- **Given instruction**
Copy every record below exactly.

- **Stored records**
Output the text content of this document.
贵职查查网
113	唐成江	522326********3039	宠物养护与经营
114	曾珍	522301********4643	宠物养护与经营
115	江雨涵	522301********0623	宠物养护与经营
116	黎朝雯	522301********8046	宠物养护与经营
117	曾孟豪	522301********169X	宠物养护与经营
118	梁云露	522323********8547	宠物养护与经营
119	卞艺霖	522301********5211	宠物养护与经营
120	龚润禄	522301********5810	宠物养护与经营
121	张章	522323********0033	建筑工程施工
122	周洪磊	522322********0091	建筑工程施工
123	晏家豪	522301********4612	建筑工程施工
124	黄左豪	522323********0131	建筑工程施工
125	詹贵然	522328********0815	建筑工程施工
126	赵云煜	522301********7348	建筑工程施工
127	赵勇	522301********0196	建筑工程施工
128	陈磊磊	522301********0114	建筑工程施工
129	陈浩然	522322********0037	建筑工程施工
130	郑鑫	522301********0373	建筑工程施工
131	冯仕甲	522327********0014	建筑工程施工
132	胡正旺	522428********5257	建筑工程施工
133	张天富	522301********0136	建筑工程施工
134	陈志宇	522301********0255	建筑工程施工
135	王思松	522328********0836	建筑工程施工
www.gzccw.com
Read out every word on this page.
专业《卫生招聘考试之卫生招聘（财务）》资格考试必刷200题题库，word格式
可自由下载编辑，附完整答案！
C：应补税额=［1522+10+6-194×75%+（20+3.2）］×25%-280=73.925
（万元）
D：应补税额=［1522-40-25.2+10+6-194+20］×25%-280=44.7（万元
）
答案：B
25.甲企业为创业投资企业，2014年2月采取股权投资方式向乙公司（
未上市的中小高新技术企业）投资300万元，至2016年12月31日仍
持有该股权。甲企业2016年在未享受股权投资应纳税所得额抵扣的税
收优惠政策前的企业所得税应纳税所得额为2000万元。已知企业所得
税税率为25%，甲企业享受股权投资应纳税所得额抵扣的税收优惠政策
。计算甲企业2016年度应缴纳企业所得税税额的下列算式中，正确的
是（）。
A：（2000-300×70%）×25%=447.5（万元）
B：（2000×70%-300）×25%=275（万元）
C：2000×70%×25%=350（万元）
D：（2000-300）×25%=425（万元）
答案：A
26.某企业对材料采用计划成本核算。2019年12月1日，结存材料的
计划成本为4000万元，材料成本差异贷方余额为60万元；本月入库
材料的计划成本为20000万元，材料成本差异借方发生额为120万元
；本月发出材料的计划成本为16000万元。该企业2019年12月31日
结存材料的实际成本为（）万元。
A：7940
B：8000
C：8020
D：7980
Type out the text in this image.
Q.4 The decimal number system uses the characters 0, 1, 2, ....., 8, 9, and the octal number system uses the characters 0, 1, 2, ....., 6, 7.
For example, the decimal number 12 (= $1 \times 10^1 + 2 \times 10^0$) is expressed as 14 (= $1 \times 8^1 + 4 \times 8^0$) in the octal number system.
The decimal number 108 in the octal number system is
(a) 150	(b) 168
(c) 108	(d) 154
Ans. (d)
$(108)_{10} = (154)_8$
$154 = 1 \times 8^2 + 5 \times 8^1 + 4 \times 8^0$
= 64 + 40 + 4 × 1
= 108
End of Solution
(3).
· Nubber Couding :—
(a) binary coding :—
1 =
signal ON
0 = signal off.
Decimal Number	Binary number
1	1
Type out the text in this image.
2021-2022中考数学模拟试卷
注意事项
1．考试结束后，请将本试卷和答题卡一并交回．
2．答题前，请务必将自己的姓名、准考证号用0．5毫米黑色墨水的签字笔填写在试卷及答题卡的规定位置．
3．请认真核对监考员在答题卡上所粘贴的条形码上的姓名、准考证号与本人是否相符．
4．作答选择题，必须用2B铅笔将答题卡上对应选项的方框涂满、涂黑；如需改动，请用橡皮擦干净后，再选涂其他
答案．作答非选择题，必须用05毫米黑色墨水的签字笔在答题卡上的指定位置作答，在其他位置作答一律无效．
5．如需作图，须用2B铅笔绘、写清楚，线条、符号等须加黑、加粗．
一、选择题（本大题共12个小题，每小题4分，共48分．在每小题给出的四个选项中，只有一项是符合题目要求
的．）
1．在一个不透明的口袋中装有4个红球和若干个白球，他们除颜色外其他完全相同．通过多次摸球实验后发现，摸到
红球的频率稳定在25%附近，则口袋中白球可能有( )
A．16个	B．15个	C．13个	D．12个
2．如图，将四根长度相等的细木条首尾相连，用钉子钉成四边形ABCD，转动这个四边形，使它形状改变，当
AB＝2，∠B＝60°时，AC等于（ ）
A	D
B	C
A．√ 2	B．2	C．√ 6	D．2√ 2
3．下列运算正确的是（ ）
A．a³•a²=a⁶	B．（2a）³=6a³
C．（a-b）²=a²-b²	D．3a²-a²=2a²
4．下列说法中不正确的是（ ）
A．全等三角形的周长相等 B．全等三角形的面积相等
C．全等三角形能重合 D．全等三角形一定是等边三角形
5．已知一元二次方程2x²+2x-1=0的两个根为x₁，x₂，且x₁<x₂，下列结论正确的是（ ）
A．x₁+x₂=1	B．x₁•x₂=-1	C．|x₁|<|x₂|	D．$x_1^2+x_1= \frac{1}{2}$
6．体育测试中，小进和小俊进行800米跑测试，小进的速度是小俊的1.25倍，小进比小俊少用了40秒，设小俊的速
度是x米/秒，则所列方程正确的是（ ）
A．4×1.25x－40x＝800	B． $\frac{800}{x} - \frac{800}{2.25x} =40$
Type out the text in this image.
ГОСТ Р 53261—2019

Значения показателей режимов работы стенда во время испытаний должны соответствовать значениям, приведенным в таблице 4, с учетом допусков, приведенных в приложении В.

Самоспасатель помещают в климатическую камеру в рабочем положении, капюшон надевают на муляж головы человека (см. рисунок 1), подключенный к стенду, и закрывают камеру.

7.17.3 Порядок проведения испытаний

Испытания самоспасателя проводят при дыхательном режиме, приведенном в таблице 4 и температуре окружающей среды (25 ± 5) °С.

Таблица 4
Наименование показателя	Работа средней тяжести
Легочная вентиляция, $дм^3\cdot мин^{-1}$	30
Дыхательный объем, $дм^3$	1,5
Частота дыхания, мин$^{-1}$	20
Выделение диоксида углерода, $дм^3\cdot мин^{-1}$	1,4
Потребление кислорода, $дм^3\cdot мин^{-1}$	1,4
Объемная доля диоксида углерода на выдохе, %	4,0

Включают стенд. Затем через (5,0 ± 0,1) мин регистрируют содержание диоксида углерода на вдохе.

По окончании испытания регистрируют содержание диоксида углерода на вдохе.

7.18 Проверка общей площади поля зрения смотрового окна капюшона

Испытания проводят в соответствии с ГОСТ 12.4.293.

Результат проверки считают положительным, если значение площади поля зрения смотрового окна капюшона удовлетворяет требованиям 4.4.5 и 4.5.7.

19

- **Completed task**
Output the text content of this document.
贵职查查网
113	唐成江	522326********3039	宠物养护与经营
114	曾珍	522301********4643	宠物养护与经营
115	江雨涵	522301********0623	宠物养护与经营
116	黎朝雯	522301********8046	宠物养护与经营
117	曾孟豪	522301********169X	宠物养护与经营
118	梁云露	522323********8547	宠物养护与经营
119	卞艺霖	522301********5211	宠物养护与经营
120	龚润禄	522301********5810	宠物养护与经营
121	张章	522323********0033	建筑工程施工
122	周洪磊	522322********0091	建筑工程施工
123	晏家豪	522301********4612	建筑工程施工
124	黄左豪	522323********0131	建筑工程施工
125	詹贵然	522328********0815	建筑工程施工
126	赵云煜	522301********7348	建筑工程施工
127	赵勇	522301********0196	建筑工程施工
128	陈磊磊	522301********0114	建筑工程施工
129	陈浩然	522322********0037	建筑工程施工
130	郑鑫	522301********0373	建筑工程施工
131	冯仕甲	522327********0014	建筑工程施工
132	胡正旺	522428********5257	建筑工程施工
133	张天富	522301********0136	建筑工程施工
134	陈志宇	522301********0255	建筑工程施工
135	王思松	522328********0836	建筑工程施工
www.gzccw.com
Read out every word on this page.
专业《卫生招聘考试之卫生招聘（财务）》资格考试必刷200题题库，word格式
可自由下载编辑，附完整答案！
C：应补税额=［1522+10+6-194×75%+（20+3.2）］×25%-280=73.925
（万元）
D：应补税额=［1522-40-25.2+10+6-194+20］×25%-280=44.7（万元
）
答案：B
25.甲企业为创业投资企业，2014年2月采取股权投资方式向乙公司（
未上市的中小高新技术企业）投资300万元，至2016年12月31日仍
持有该股权。甲企业2016年在未享受股权投资应纳税所得额抵扣的税
收优惠政策前的企业所得税应纳税所得额为2000万元。已知企业所得
税税率为25%，甲企业享受股权投资应纳税所得额抵扣的税收优惠政策
。计算甲企业2016年度应缴纳企业所得税税额的下列算式中，正确的
是（）。
A：（2000-300×70%）×25%=447.5（万元）
B：（2000×70%-300）×25%=275（万元）
C：2000×70%×25%=350（万元）
D：（2000-300）×25%=425（万元）
答案：A
26.某企业对材料采用计划成本核算。2019年12月1日，结存材料的
计划成本为4000万元，材料成本差异贷方余额为60万元；本月入库
材料的计划成本为20000万元，材料成本差异借方发生额为120万元
；本月发出材料的计划成本为16000万元。该企业2019年12月31日
结存材料的实际成本为（）万元。
A：7940
B：8000
C：8020
D：7980
Type out the text in this image.
Q.4 The decimal number system uses the characters 0, 1, 2, ....., 8, 9, and the octal number system uses the characters 0, 1, 2, ....., 6, 7.
For example, the decimal number 12 (= $1 \times 10^1 + 2 \times 10^0$) is expressed as 14 (= $1 \times 8^1 + 4 \times 8^0$) in the octal number system.
The decimal number 108 in the octal number system is
(a) 150	(b) 168
(c) 108	(d) 154
Ans. (d)
$(108)_{10} = (154)_8$
$154 = 1 \times 8^2 + 5 \times 8^1 + 4 \times 8^0$
= 64 + 40 + 4 × 1
= 108
End of Solution
(3).
· Nubber Couding :—
(a) binary coding :—
1 =
signal ON
0 = signal off.
Decimal Number	Binary number
1	1
Type out the text in this image.
2021-2022中考数学模拟试卷
注意事项
1．考试结束后，请将本试卷和答题卡一并交回．
2．答题前，请务必将自己的姓名、准考证号用0．5毫米黑色墨水的签字笔填写在试卷及答题卡的规定位置．
3．请认真核对监考员在答题卡上所粘贴的条形码上的姓名、准考证号与本人是否相符．
4．作答选择题，必须用2B铅笔将答题卡上对应选项的方框涂满、涂黑；如需改动，请用橡皮擦干净后，再选涂其他
答案．作答非选择题，必须用05毫米黑色墨水的签字笔在答题卡上的指定位置作答，在其他位置作答一律无效．
5．如需作图，须用2B铅笔绘、写清楚，线条、符号等须加黑、加粗．
一、选择题（本大题共12个小题，每小题4分，共48分．在每小题给出的四个选项中，只有一项是符合题目要求
的．）
1．在一个不透明的口袋中装有4个红球和若干个白球，他们除颜色外其他完全相同．通过多次摸球实验后发现，摸到
红球的频率稳定在25%附近，则口袋中白球可能有( )
A．16个	B．15个	C．13个	D．12个
2．如图，将四根长度相等的细木条首尾相连，用钉子钉成四边形ABCD，转动这个四边形，使它形状改变，当
AB＝2，∠B＝60°时，AC等于（ ）
A	D
B	C
A．√ 2	B．2	C．√ 6	D．2√ 2
3．下列运算正确的是（ ）
A．a³•a²=a⁶	B．（2a）³=6a³
C．（a-b）²=a²-b²	D．3a²-a²=2a²
4．下列说法中不正确的是（ ）
A．全等三角形的周长相等 B．全等三角形的面积相等
C．全等三角形能重合 D．全等三角形一定是等边三角形
5．已知一元二次方程2x²+2x-1=0的两个根为x₁，x₂，且x₁<x₂，下列结论正确的是（ ）
A．x₁+x₂=1	B．x₁•x₂=-1	C．|x₁|<|x₂|	D．$x_1^2+x_1= \frac{1}{2}$
6．体育测试中，小进和小俊进行800米跑测试，小进的速度是小俊的1.25倍，小进比小俊少用了40秒，设小俊的速
度是x米/秒，则所列方程正确的是（ ）
A．4×1.25x－40x＝800	B． $\frac{800}{x} - \frac{800}{2.25x} =40$
Type out the text in this image.
ГОСТ Р 53261—2019

Значения показателей режимов работы стенда во время испытаний должны соответствовать значениям, приведенным в таблице 4, с учетом допусков, приведенных в приложении В.

Самоспасатель помещают в климатическую камеру в рабочем положении, капюшон надевают на муляж головы человека (см. рисунок 1), подключенный к стенду, и закрывают камеру.

7.17.3 Порядок проведения испытаний

Испытания самоспасателя проводят при дыхательном режиме, приведенном в таблице 4 и температуре окружающей среды (25 ± 5) °С.

Таблица 4
Наименование показателя	Работа средней тяжести
Легочная вентиляция, $дм^3\cdot мин^{-1}$	30
Дыхательный объем, $дм^3$	1,5
Частота дыхания, мин$^{-1}$	20
Выделение диоксида углерода, $дм^3\cdot мин^{-1}$	1,4
Потребление кислорода, $дм^3\cdot мин^{-1}$	1,4
Объемная доля диоксида углерода на выдохе, %	4,0

Включают стенд. Затем через (5,0 ± 0,1) мин регистрируют содержание диоксида углерода на вдохе.

По окончании испытания регистрируют содержание диоксида углерода на вдохе.

7.18 Проверка общей площади поля зрения смотрового окна капюшона

Испытания проводят в соответствии с ГОСТ 12.4.293.

Результат проверки считают положительным, если значение площади поля зрения смотрового окна капюшона удовлетворяет требованиям 4.4.5 и 4.5.7.

19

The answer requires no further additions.